------ Data section

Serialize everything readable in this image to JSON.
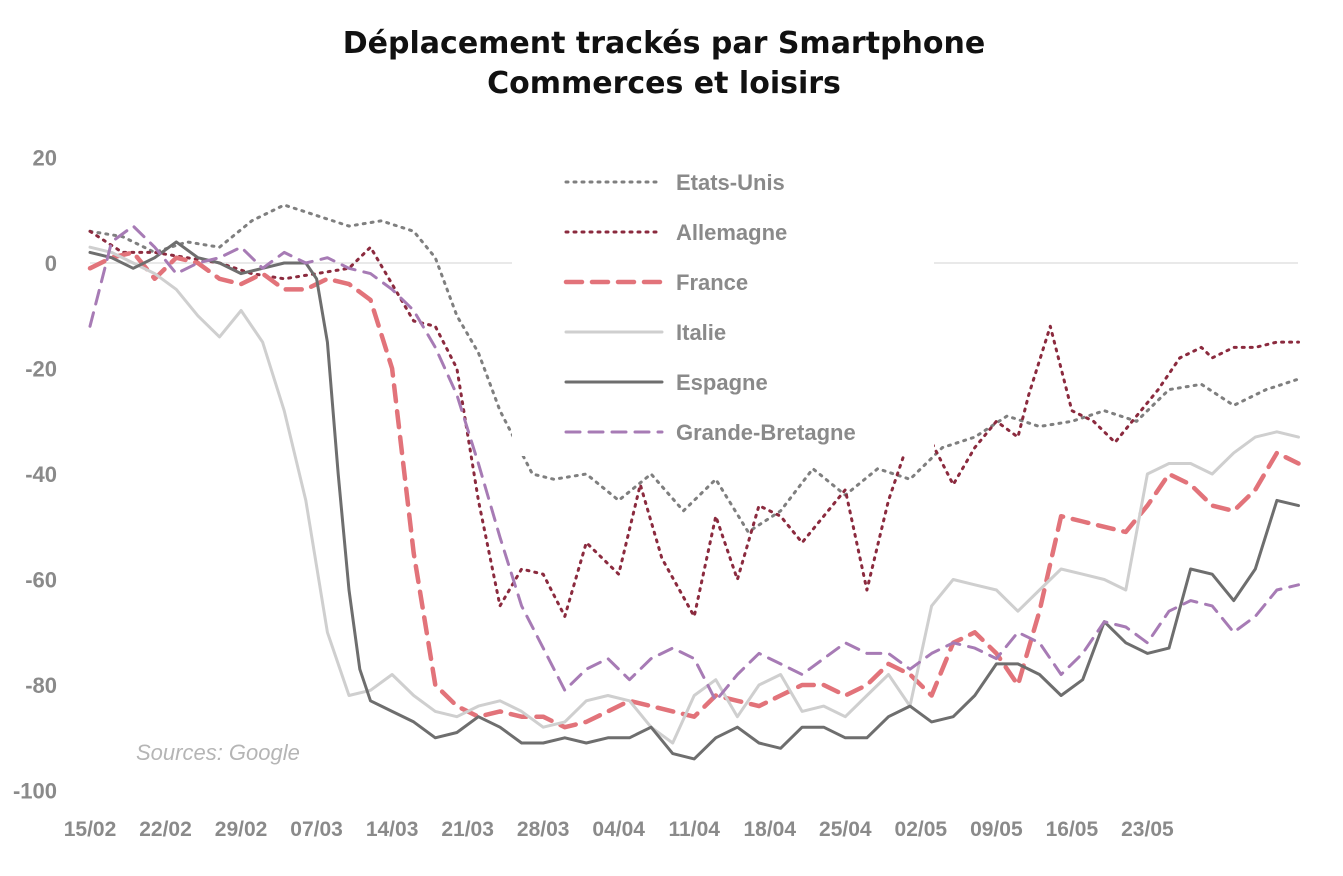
{
  "chart_data": {
    "type": "line",
    "title": "Déplacement trackés par Smartphone",
    "subtitle": "Commerces et loisirs",
    "source": "Sources: Google",
    "xlabel": "",
    "ylabel": "",
    "ylim": [
      -100,
      20
    ],
    "yticks": [
      20,
      0,
      -20,
      -40,
      -60,
      -80,
      -100
    ],
    "xticks": [
      "15/02",
      "22/02",
      "29/02",
      "07/03",
      "14/03",
      "21/03",
      "28/03",
      "04/04",
      "11/04",
      "18/04",
      "25/04",
      "02/05",
      "09/05",
      "16/05",
      "23/05"
    ],
    "grid": "zero line only",
    "legend_position": "top-center",
    "colors": {
      "etats_unis": "#7f7f7f",
      "allemagne": "#8b2a3e",
      "france": "#e2737a",
      "italie": "#cfcfcf",
      "espagne": "#6e6e6e",
      "grande_bretagne": "#a77bb5"
    },
    "series": [
      {
        "key": "etats_unis",
        "name": "Etats-Unis",
        "style": "dotted",
        "days": [
          0,
          3,
          6,
          9,
          12,
          15,
          18,
          21,
          24,
          27,
          30,
          32,
          34,
          36,
          38,
          41,
          43,
          46,
          49,
          52,
          55,
          58,
          61,
          64,
          67,
          70,
          73,
          76,
          79,
          82,
          85,
          88,
          91,
          94,
          97,
          100,
          103,
          106,
          109,
          112
        ],
        "values": [
          6,
          5,
          2,
          4,
          3,
          8,
          11,
          9,
          7,
          8,
          6,
          1,
          -10,
          -17,
          -28,
          -40,
          -41,
          -40,
          -45,
          -40,
          -47,
          -41,
          -51,
          -47,
          -39,
          -44,
          -39,
          -41,
          -35,
          -33,
          -29,
          -31,
          -30,
          -28,
          -30,
          -24,
          -23,
          -27,
          -24,
          -22
        ]
      },
      {
        "key": "allemagne",
        "name": "Allemagne",
        "style": "dotted",
        "days": [
          0,
          3,
          6,
          9,
          12,
          15,
          18,
          21,
          24,
          26,
          28,
          30,
          32,
          34,
          36,
          38,
          40,
          42,
          44,
          46,
          49,
          51,
          53,
          56,
          58,
          60,
          62,
          64,
          66,
          68,
          70,
          72,
          74,
          76,
          78,
          80,
          82,
          84,
          86,
          87,
          89,
          91,
          93,
          95,
          97,
          99,
          101,
          103,
          104,
          106,
          108,
          110,
          112
        ],
        "values": [
          6,
          2,
          2,
          1,
          0,
          -2,
          -3,
          -2,
          -1,
          3,
          -4,
          -11,
          -12,
          -20,
          -45,
          -65,
          -58,
          -59,
          -67,
          -53,
          -59,
          -42,
          -56,
          -67,
          -48,
          -60,
          -46,
          -48,
          -53,
          -48,
          -43,
          -62,
          -45,
          -33,
          -34,
          -42,
          -35,
          -30,
          -33,
          -25,
          -12,
          -28,
          -30,
          -34,
          -29,
          -24,
          -18,
          -16,
          -18,
          -16,
          -16,
          -15,
          -15
        ]
      },
      {
        "key": "france",
        "name": "France",
        "style": "dashed",
        "days": [
          0,
          2,
          4,
          6,
          8,
          10,
          12,
          14,
          16,
          18,
          20,
          22,
          24,
          26,
          28,
          30,
          32,
          34,
          36,
          38,
          40,
          42,
          44,
          46,
          48,
          50,
          52,
          54,
          56,
          58,
          60,
          62,
          64,
          66,
          68,
          70,
          72,
          74,
          76,
          78,
          80,
          82,
          84,
          86,
          88,
          90,
          92,
          94,
          96,
          98,
          100,
          102,
          104,
          106,
          108,
          110,
          112
        ],
        "values": [
          -1,
          1,
          2,
          -3,
          1,
          0,
          -3,
          -4,
          -2,
          -5,
          -5,
          -3,
          -4,
          -7,
          -20,
          -55,
          -80,
          -84,
          -86,
          -85,
          -86,
          -86,
          -88,
          -87,
          -85,
          -83,
          -84,
          -85,
          -86,
          -82,
          -83,
          -84,
          -82,
          -80,
          -80,
          -82,
          -80,
          -76,
          -78,
          -82,
          -72,
          -70,
          -74,
          -80,
          -66,
          -48,
          -49,
          -50,
          -51,
          -46,
          -40,
          -42,
          -46,
          -47,
          -43,
          -36,
          -38
        ]
      },
      {
        "key": "italie",
        "name": "Italie",
        "style": "solid",
        "days": [
          0,
          2,
          4,
          6,
          8,
          10,
          12,
          14,
          16,
          18,
          20,
          22,
          24,
          26,
          28,
          29,
          30,
          32,
          34,
          36,
          38,
          40,
          42,
          44,
          46,
          48,
          50,
          52,
          54,
          56,
          58,
          60,
          62,
          64,
          66,
          68,
          70,
          72,
          74,
          76,
          78,
          80,
          82,
          84,
          86,
          88,
          90,
          92,
          94,
          96,
          98,
          100,
          102,
          104,
          106,
          108,
          110,
          112
        ],
        "values": [
          3,
          2,
          0,
          -2,
          -5,
          -10,
          -14,
          -9,
          -15,
          -28,
          -45,
          -70,
          -82,
          -81,
          -78,
          -80,
          -82,
          -85,
          -86,
          -84,
          -83,
          -85,
          -88,
          -87,
          -83,
          -82,
          -83,
          -88,
          -91,
          -82,
          -79,
          -86,
          -80,
          -78,
          -85,
          -84,
          -86,
          -82,
          -78,
          -84,
          -65,
          -60,
          -61,
          -62,
          -66,
          -62,
          -58,
          -59,
          -60,
          -62,
          -40,
          -38,
          -38,
          -40,
          -36,
          -33,
          -32,
          -33
        ]
      },
      {
        "key": "espagne",
        "name": "Espagne",
        "style": "solid",
        "days": [
          0,
          2,
          4,
          6,
          8,
          10,
          12,
          14,
          16,
          18,
          20,
          21,
          22,
          23,
          24,
          25,
          26,
          28,
          30,
          32,
          34,
          36,
          38,
          40,
          42,
          44,
          46,
          48,
          50,
          52,
          54,
          56,
          58,
          60,
          62,
          64,
          66,
          68,
          70,
          72,
          74,
          76,
          78,
          80,
          82,
          84,
          86,
          88,
          90,
          92,
          94,
          96,
          98,
          100,
          102,
          104,
          106,
          108,
          110,
          112
        ],
        "values": [
          2,
          1,
          -1,
          1,
          4,
          1,
          0,
          -2,
          -1,
          0,
          0,
          -3,
          -15,
          -40,
          -62,
          -77,
          -83,
          -85,
          -87,
          -90,
          -89,
          -86,
          -88,
          -91,
          -91,
          -90,
          -91,
          -90,
          -90,
          -88,
          -93,
          -94,
          -90,
          -88,
          -91,
          -92,
          -88,
          -88,
          -90,
          -90,
          -86,
          -84,
          -87,
          -86,
          -82,
          -76,
          -76,
          -78,
          -82,
          -79,
          -68,
          -72,
          -74,
          -73,
          -58,
          -59,
          -64,
          -58,
          -45,
          -46
        ]
      },
      {
        "key": "grande_bretagne",
        "name": "Grande-Bretagne",
        "style": "dashed",
        "days": [
          0,
          2,
          4,
          6,
          8,
          10,
          12,
          14,
          16,
          18,
          20,
          22,
          24,
          26,
          28,
          30,
          32,
          34,
          36,
          38,
          40,
          42,
          44,
          46,
          48,
          50,
          52,
          54,
          56,
          58,
          60,
          62,
          64,
          66,
          68,
          70,
          72,
          74,
          76,
          78,
          80,
          82,
          84,
          86,
          88,
          90,
          92,
          94,
          96,
          98,
          100,
          102,
          104,
          106,
          108,
          110,
          112
        ],
        "values": [
          -12,
          4,
          7,
          3,
          -2,
          0,
          1,
          3,
          -1,
          2,
          0,
          1,
          -1,
          -2,
          -5,
          -9,
          -16,
          -25,
          -38,
          -52,
          -65,
          -73,
          -81,
          -77,
          -75,
          -79,
          -75,
          -73,
          -75,
          -83,
          -78,
          -74,
          -76,
          -78,
          -75,
          -72,
          -74,
          -74,
          -77,
          -74,
          -72,
          -73,
          -75,
          -70,
          -72,
          -78,
          -74,
          -68,
          -69,
          -72,
          -66,
          -64,
          -65,
          -70,
          -67,
          -62,
          -61
        ]
      }
    ]
  }
}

------------

**Your task:** Give a single number: the count of lines above that include the word "name".

**Solution for this exercise:** 6